▶ [What is asked]
Look through the material below. Copy every line with the string "做到无鼠" in it.

▶ [Dataset excerpts]
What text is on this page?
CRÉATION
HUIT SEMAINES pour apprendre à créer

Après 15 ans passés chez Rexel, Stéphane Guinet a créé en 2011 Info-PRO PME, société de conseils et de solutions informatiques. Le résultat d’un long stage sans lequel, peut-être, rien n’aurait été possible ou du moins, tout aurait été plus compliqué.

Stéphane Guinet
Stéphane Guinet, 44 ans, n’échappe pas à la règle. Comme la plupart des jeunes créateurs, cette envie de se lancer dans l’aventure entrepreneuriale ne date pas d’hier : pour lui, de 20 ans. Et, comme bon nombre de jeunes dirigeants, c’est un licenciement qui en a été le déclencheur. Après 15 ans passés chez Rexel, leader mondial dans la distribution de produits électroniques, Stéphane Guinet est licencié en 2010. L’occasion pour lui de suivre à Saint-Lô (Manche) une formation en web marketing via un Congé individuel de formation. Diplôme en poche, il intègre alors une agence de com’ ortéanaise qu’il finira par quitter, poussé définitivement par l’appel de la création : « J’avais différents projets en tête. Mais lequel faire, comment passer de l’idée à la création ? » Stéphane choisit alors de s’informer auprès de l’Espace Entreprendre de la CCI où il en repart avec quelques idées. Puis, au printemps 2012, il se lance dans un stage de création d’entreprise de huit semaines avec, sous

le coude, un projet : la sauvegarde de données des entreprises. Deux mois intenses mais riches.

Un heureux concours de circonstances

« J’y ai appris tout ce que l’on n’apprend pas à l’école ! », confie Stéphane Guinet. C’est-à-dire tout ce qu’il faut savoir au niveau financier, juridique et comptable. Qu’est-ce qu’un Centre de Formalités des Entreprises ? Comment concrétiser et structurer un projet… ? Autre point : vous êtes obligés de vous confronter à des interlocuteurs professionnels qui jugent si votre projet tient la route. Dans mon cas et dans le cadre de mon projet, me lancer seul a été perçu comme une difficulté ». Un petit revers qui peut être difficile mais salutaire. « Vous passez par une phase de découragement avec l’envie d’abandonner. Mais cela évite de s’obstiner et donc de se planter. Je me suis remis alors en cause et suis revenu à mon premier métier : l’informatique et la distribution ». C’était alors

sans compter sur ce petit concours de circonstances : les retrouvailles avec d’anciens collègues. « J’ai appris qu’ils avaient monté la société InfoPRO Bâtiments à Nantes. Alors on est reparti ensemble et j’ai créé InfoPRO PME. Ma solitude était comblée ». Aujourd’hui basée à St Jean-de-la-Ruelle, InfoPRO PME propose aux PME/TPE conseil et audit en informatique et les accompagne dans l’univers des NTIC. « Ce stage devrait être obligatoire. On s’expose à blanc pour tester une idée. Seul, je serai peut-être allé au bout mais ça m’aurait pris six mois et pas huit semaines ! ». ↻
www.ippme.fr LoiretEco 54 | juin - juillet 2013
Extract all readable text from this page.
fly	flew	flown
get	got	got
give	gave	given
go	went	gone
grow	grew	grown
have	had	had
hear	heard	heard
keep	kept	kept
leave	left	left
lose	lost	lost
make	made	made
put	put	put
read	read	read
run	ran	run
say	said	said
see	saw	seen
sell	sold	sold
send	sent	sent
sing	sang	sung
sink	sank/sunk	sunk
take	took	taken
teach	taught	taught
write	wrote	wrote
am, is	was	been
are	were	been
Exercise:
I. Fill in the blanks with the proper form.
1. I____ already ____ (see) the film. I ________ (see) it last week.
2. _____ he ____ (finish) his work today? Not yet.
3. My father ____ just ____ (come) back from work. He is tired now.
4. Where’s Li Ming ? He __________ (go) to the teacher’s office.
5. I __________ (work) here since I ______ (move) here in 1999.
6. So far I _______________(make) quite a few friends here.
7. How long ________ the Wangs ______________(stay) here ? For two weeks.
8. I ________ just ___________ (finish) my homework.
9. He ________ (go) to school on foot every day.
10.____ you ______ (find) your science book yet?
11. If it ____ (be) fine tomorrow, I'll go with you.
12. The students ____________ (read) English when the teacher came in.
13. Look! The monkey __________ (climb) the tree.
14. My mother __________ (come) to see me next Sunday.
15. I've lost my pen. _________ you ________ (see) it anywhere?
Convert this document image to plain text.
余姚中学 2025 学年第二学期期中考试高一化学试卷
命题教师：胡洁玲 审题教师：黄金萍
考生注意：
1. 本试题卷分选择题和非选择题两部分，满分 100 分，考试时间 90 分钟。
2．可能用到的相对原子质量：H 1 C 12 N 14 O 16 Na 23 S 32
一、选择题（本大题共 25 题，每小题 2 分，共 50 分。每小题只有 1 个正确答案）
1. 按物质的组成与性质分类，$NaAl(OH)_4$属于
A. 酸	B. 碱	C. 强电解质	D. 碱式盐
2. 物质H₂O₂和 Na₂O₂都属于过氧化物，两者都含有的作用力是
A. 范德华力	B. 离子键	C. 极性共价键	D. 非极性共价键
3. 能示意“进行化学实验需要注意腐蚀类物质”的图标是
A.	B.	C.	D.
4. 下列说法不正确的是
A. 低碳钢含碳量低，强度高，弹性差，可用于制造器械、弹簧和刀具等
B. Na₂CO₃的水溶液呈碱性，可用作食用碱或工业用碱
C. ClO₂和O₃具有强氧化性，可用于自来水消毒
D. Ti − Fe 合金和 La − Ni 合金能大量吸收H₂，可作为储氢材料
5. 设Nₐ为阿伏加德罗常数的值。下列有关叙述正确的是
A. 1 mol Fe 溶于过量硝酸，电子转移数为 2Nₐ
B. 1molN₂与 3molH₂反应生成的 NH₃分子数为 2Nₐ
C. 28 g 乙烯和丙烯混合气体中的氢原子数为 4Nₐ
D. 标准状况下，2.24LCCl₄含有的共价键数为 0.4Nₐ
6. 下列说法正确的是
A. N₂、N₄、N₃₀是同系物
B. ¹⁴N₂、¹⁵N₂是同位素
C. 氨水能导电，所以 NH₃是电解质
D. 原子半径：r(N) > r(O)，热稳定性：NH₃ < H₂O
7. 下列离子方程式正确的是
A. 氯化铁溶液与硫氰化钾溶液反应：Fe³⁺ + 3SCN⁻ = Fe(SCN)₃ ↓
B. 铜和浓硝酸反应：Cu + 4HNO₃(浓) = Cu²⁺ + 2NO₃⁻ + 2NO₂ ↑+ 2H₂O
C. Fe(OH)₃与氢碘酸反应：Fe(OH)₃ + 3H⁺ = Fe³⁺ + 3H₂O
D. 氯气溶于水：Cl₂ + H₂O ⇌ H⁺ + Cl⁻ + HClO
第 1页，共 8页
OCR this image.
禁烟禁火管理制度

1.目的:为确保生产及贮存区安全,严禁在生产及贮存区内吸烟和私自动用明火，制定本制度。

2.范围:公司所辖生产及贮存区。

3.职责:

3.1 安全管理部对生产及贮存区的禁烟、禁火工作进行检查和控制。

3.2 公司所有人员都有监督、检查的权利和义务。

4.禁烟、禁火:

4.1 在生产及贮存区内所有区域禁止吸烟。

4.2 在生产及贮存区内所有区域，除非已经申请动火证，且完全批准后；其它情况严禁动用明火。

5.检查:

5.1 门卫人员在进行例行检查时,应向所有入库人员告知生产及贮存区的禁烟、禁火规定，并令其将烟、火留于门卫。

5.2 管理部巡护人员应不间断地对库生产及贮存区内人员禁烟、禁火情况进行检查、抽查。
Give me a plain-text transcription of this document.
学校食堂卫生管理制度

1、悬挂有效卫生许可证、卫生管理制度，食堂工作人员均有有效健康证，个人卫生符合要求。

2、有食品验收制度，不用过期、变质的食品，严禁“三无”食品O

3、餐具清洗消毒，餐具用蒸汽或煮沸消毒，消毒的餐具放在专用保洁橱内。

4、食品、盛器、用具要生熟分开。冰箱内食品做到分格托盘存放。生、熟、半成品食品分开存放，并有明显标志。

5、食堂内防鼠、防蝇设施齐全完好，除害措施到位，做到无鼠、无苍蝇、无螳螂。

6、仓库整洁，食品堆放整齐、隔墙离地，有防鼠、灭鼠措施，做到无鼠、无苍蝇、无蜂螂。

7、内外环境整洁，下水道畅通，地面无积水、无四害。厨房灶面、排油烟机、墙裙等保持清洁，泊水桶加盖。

▶ [Answer below]
5、食堂内防鼠、防蝇设施齐全完好，除害措施到位，做到无鼠、无苍蝇、无螳螂。
6、仓库整洁，食品堆放整齐、隔墙离地，有防鼠、灭鼠措施，做到无鼠、无苍蝇、无蜂螂。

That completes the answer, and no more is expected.